_Exercise prompt:_ Lines holding the string "type" are the ones to copy; find them all in the data.

# # # # #

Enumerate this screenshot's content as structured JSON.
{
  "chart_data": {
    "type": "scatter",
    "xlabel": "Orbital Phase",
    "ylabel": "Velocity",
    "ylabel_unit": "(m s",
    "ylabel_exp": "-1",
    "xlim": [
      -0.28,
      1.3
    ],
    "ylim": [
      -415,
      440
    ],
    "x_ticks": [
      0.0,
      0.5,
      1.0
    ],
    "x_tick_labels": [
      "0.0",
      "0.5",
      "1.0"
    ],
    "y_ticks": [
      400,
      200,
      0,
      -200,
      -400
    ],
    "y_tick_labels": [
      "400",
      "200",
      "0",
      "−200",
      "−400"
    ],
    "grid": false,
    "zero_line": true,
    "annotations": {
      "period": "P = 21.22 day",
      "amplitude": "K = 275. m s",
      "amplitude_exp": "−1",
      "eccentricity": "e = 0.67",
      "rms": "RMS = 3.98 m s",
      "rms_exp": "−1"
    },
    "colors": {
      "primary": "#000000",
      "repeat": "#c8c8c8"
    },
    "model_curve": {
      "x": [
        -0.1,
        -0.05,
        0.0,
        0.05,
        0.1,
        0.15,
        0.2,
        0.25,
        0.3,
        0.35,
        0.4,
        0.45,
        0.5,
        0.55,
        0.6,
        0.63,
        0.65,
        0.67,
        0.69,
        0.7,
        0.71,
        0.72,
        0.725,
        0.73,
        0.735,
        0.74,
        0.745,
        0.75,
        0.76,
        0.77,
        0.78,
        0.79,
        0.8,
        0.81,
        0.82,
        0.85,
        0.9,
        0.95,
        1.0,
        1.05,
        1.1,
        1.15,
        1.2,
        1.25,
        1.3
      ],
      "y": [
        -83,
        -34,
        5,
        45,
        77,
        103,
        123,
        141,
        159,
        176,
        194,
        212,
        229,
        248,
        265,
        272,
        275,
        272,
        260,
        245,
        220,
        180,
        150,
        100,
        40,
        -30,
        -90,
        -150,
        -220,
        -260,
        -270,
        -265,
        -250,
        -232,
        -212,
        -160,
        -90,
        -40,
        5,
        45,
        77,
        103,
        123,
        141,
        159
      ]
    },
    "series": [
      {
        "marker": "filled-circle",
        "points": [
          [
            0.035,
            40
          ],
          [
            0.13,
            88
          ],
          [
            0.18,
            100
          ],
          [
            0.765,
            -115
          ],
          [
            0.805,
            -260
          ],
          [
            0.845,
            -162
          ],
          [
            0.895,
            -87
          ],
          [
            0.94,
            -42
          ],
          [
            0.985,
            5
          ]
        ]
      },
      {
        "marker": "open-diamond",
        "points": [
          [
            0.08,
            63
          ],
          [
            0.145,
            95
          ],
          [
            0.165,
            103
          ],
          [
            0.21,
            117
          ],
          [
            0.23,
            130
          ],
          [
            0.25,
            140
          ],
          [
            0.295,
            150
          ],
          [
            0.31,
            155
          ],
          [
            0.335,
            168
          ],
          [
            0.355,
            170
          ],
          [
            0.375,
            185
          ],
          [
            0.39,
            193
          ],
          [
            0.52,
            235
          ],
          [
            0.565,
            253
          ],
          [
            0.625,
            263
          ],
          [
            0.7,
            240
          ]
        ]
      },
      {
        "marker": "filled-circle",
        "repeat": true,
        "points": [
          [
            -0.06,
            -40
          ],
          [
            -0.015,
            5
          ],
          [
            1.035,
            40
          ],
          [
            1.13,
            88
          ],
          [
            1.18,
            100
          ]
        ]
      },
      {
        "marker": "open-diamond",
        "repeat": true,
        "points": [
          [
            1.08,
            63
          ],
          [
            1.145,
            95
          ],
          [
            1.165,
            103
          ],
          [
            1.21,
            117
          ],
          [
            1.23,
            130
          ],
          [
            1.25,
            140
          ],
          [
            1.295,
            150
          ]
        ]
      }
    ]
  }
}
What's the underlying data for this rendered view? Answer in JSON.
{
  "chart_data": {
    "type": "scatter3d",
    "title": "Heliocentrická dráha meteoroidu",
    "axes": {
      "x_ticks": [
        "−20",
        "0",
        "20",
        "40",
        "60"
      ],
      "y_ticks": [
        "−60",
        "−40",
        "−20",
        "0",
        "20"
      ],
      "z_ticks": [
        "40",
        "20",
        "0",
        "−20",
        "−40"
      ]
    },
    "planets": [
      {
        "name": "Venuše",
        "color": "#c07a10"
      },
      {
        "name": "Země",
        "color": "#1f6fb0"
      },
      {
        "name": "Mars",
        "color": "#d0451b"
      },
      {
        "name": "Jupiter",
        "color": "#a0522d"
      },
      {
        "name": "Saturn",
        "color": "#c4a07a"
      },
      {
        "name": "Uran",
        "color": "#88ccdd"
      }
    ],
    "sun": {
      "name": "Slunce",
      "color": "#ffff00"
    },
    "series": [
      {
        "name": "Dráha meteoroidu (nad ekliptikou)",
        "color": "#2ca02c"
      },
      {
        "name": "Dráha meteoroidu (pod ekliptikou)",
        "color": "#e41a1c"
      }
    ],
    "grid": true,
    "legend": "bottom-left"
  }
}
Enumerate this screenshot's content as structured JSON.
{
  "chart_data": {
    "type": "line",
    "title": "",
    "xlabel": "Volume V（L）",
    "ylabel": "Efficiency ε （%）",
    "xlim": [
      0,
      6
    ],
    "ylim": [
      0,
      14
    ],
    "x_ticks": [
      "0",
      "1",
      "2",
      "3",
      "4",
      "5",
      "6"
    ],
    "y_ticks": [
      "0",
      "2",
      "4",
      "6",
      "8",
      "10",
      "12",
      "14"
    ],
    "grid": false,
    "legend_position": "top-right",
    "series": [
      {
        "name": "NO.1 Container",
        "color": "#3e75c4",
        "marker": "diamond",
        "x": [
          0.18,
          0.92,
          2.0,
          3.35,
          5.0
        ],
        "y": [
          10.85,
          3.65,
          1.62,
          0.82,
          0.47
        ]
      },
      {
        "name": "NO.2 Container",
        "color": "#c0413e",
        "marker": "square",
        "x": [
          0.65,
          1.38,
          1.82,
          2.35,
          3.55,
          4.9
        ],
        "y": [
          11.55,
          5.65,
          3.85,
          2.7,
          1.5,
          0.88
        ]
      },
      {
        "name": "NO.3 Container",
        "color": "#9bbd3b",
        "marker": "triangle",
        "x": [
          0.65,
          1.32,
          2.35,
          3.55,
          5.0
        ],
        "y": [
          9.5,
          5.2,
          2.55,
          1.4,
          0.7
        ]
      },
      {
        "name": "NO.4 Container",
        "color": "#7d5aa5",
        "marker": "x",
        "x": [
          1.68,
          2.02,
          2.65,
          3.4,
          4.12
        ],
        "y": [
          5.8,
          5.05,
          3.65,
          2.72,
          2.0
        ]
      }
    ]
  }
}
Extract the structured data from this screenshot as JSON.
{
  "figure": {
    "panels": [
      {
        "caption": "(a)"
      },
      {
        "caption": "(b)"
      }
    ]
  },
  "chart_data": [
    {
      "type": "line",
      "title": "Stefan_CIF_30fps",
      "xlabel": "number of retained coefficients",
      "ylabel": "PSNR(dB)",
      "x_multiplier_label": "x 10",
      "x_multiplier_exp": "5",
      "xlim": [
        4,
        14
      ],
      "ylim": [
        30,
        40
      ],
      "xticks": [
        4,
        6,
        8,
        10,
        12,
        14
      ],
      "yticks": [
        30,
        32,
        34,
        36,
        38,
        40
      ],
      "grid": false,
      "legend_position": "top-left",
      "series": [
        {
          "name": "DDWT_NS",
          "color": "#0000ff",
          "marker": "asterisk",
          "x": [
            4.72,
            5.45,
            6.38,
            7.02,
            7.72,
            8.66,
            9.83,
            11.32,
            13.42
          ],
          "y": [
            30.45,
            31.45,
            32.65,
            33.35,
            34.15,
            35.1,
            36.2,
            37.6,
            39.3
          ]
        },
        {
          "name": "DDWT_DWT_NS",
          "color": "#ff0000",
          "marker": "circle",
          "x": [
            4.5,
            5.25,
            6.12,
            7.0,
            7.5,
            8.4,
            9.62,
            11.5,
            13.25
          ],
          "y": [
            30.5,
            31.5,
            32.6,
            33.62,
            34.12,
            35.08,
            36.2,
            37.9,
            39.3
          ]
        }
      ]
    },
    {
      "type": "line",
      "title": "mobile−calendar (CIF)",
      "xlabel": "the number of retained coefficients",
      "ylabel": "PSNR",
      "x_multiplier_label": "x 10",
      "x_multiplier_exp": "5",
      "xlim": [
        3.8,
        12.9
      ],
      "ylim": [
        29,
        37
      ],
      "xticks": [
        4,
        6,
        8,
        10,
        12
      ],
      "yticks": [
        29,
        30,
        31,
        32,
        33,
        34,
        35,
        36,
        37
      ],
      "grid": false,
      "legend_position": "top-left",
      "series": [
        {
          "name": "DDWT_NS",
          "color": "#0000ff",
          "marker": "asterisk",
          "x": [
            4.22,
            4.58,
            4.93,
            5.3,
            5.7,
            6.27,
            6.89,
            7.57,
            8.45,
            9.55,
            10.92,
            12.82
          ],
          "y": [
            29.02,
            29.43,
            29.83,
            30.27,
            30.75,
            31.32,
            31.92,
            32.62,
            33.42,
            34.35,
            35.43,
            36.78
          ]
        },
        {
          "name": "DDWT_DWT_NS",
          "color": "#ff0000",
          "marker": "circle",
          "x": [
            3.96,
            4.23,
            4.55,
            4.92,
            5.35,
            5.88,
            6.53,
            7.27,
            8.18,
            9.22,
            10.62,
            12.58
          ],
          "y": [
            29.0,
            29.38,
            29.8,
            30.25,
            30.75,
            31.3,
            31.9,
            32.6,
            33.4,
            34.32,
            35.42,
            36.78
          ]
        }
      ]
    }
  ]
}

# # # # #

_Response to this task:_
    "type": "scatter",
    "type": "scatter3d",
    "type": "line",
      "type": "line",
      "type": "line",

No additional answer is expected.